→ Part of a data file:
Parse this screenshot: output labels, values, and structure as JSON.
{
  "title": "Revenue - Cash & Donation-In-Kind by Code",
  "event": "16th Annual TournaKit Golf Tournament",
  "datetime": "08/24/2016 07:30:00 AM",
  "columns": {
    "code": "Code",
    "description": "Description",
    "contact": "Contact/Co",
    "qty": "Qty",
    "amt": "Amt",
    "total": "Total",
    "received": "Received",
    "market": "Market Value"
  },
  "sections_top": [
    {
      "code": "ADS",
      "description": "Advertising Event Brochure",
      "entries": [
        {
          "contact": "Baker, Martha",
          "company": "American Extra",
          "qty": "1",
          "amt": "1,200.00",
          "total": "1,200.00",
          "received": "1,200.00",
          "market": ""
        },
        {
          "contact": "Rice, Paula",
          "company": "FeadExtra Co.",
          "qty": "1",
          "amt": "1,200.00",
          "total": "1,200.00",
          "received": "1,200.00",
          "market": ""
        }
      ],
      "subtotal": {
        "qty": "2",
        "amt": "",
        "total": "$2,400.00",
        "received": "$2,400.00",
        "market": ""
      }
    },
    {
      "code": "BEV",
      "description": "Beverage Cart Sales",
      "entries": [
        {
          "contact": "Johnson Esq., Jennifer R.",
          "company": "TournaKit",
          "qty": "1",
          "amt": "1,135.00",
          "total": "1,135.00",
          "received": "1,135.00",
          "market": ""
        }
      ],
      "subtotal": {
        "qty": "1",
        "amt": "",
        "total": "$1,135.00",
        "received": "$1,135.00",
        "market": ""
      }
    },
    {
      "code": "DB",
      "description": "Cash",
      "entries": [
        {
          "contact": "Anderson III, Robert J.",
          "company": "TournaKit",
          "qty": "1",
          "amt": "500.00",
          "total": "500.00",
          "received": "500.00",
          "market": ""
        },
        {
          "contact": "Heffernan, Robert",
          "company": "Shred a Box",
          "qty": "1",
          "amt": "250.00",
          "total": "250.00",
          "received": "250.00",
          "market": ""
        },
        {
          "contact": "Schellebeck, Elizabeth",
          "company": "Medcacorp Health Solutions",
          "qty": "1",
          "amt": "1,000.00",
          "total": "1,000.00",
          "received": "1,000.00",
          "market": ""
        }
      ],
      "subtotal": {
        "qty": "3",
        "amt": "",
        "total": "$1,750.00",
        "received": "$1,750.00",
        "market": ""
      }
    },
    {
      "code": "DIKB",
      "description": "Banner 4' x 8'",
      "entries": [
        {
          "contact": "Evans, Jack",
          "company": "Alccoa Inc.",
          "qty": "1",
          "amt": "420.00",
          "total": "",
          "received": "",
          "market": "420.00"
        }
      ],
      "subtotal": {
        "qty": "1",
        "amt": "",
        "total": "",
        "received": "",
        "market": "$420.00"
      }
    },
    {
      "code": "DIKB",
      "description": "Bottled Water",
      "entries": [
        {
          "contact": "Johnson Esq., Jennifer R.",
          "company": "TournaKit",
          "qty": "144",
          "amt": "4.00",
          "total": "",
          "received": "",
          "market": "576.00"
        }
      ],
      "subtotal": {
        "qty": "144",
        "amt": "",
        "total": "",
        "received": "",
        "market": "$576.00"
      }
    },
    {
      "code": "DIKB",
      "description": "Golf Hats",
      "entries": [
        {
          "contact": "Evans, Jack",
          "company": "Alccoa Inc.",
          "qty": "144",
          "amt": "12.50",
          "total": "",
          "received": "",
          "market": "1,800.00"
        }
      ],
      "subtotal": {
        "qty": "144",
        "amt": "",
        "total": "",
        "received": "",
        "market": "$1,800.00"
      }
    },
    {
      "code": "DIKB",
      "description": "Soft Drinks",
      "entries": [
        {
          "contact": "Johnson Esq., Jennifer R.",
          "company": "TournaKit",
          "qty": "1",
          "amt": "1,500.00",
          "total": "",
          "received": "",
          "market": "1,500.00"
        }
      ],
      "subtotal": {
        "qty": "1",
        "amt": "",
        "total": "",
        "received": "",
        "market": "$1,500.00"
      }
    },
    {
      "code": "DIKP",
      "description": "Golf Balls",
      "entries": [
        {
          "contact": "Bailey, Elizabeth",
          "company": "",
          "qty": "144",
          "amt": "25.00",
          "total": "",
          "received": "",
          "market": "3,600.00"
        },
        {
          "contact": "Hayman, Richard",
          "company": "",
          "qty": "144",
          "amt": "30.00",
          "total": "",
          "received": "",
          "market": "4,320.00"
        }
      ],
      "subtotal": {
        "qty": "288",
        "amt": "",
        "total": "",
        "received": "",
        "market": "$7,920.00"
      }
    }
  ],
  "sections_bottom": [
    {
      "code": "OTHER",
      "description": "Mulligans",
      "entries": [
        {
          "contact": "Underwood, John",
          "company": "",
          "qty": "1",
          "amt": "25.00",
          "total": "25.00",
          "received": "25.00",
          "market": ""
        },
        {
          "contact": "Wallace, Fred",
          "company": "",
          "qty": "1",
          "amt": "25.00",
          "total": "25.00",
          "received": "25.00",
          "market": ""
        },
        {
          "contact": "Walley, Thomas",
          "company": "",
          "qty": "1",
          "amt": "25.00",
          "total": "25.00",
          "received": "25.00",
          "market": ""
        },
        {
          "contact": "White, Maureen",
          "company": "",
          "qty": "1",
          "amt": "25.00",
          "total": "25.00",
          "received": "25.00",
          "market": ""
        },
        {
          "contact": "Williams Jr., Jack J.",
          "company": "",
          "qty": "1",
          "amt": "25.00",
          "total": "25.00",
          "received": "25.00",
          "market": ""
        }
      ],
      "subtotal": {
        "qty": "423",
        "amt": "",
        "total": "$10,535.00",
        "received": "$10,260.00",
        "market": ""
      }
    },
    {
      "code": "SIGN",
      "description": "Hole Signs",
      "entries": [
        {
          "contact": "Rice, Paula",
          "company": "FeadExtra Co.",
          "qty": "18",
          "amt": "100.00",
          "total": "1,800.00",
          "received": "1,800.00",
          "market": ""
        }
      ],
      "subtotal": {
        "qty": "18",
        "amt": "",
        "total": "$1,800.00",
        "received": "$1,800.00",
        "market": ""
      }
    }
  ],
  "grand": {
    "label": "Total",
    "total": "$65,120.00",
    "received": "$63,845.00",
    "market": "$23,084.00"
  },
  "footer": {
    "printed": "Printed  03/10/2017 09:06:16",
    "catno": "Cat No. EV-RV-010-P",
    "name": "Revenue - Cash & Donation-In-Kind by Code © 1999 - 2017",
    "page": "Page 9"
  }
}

→ What is required: Please output the entries above, every line exactly as it reads.

→ Exercise response:
Parse this screenshot: output labels, values, and structure as JSON.
{
  "title": "Revenue - Cash & Donation-In-Kind by Code",
  "event": "16th Annual TournaKit Golf Tournament",
  "datetime": "08/24/2016 07:30:00 AM",
  "columns": {
    "code": "Code",
    "description": "Description",
    "contact": "Contact/Co",
    "qty": "Qty",
    "amt": "Amt",
    "total": "Total",
    "received": "Received",
    "market": "Market Value"
  },
  "sections_top": [
    {
      "code": "ADS",
      "description": "Advertising Event Brochure",
      "entries": [
        {
          "contact": "Baker, Martha",
          "company": "American Extra",
          "qty": "1",
          "amt": "1,200.00",
          "total": "1,200.00",
          "received": "1,200.00",
          "market": ""
        },
        {
          "contact": "Rice, Paula",
          "company": "FeadExtra Co.",
          "qty": "1",
          "amt": "1,200.00",
          "total": "1,200.00",
          "received": "1,200.00",
          "market": ""
        }
      ],
      "subtotal": {
        "qty": "2",
        "amt": "",
        "total": "$2,400.00",
        "received": "$2,400.00",
        "market": ""
      }
    },
    {
      "code": "BEV",
      "description": "Beverage Cart Sales",
      "entries": [
        {
          "contact": "Johnson Esq., Jennifer R.",
          "company": "TournaKit",
          "qty": "1",
          "amt": "1,135.00",
          "total": "1,135.00",
          "received": "1,135.00",
          "market": ""
        }
      ],
      "subtotal": {
        "qty": "1",
        "amt": "",
        "total": "$1,135.00",
        "received": "$1,135.00",
        "market": ""
      }
    },
    {
      "code": "DB",
      "description": "Cash",
      "entries": [
        {
          "contact": "Anderson III, Robert J.",
          "company": "TournaKit",
          "qty": "1",
          "amt": "500.00",
          "total": "500.00",
          "received": "500.00",
          "market": ""
        },
        {
          "contact": "Heffernan, Robert",
          "company": "Shred a Box",
          "qty": "1",
          "amt": "250.00",
          "total": "250.00",
          "received": "250.00",
          "market": ""
        },
        {
          "contact": "Schellebeck, Elizabeth",
          "company": "Medcacorp Health Solutions",
          "qty": "1",
          "amt": "1,000.00",
          "total": "1,000.00",
          "received": "1,000.00",
          "market": ""
        }
      ],
      "subtotal": {
        "qty": "3",
        "amt": "",
        "total": "$1,750.00",
        "received": "$1,750.00",
        "market": ""
      }
    },
    {
      "code": "DIKB",
      "description": "Banner 4' x 8'",
      "entries": [
        {
          "contact": "Evans, Jack",
          "company": "Alccoa Inc.",
          "qty": "1",
          "amt": "420.00",
          "total": "",
          "received": "",
          "market": "420.00"
        }
      ],
      "subtotal": {
        "qty": "1",
        "amt": "",
        "total": "",
        "received": "",
        "market": "$420.00"
      }
    },
    {
      "code": "DIKB",
      "description": "Bottled Water",
      "entries": [
        {
          "contact": "Johnson Esq., Jennifer R.",
          "company": "TournaKit",
          "qty": "144",
          "amt": "4.00",
          "total": "",
          "received": "",
          "market": "576.00"
        }
      ],
      "subtotal": {
        "qty": "144",
        "amt": "",
        "total": "",
        "received": "",
        "market": "$576.00"
      }
    },
    {
      "code": "DIKB",
      "description": "Golf Hats",
      "entries": [
        {
          "contact": "Evans, Jack",
          "company": "Alccoa Inc.",
          "qty": "144",
          "amt": "12.50",
          "total": "",
          "received": "",
          "market": "1,800.00"
        }
      ],
      "subtotal": {
        "qty": "144",
        "amt": "",
        "total": "",
        "received": "",
        "market": "$1,800.00"
      }
    },
    {
      "code": "DIKB",
      "description": "Soft Drinks",
      "entries": [
        {
          "contact": "Johnson Esq., Jennifer R.",
          "company": "TournaKit",
          "qty": "1",
          "amt": "1,500.00",
          "total": "",
          "received": "",
          "market": "1,500.00"
        }
      ],
      "subtotal": {
        "qty": "1",
        "amt": "",
        "total": "",
        "received": "",
        "market": "$1,500.00"
      }
    },
    {
      "code": "DIKP",
      "description": "Golf Balls",
      "entries": [
        {
          "contact": "Bailey, Elizabeth",
          "company": "",
          "qty": "144",
          "amt": "25.00",
          "total": "",
          "received": "",
          "market": "3,600.00"
        },
        {
          "contact": "Hayman, Richard",
          "company": "",
          "qty": "144",
          "amt": "30.00",
          "total": "",
          "received": "",
          "market": "4,320.00"
        }
      ],
      "subtotal": {
        "qty": "288",
        "amt": "",
        "total": "",
        "received": "",
        "market": "$7,920.00"
      }
    }
  ],
  "sections_bottom": [
    {
      "code": "OTHER",
      "description": "Mulligans",
      "entries": [
        {
          "contact": "Underwood, John",
          "company": "",
          "qty": "1",
          "amt": "25.00",
          "total": "25.00",
          "received": "25.00",
          "market": ""
        },
        {
          "contact": "Wallace, Fred",
          "company": "",
          "qty": "1",
          "amt": "25.00",
          "total": "25.00",
          "received": "25.00",
          "market": ""
        },
        {
          "contact": "Walley, Thomas",
          "company": "",
          "qty": "1",
          "amt": "25.00",
          "total": "25.00",
          "received": "25.00",
          "market": ""
        },
        {
          "contact": "White, Maureen",
          "company": "",
          "qty": "1",
          "amt": "25.00",
          "total": "25.00",
          "received": "25.00",
          "market": ""
        },
        {
          "contact": "Williams Jr., Jack J.",
          "company": "",
          "qty": "1",
          "amt": "25.00",
          "total": "25.00",
          "received": "25.00",
          "market": ""
        }
      ],
      "subtotal": {
        "qty": "423",
        "amt": "",
        "total": "$10,535.00",
        "received": "$10,260.00",
        "market": ""
      }
    },
    {
      "code": "SIGN",
      "description": "Hole Signs",
      "entries": [
        {
          "contact": "Rice, Paula",
          "company": "FeadExtra Co.",
          "qty": "18",
          "amt": "100.00",
          "total": "1,800.00",
          "received": "1,800.00",
          "market": ""
        }
      ],
      "subtotal": {
        "qty": "18",
        "amt": "",
        "total": "$1,800.00",
        "received": "$1,800.00",
        "market": ""
      }
    }
  ],
  "grand": {
    "label": "Total",
    "total": "$65,120.00",
    "received": "$63,845.00",
    "market": "$23,084.00"
  },
  "footer": {
    "printed": "Printed  03/10/2017 09:06:16",
    "catno": "Cat No. EV-RV-010-P",
    "name": "Revenue - Cash & Donation-In-Kind by Code © 1999 - 2017",
    "page": "Page 9"
  }
}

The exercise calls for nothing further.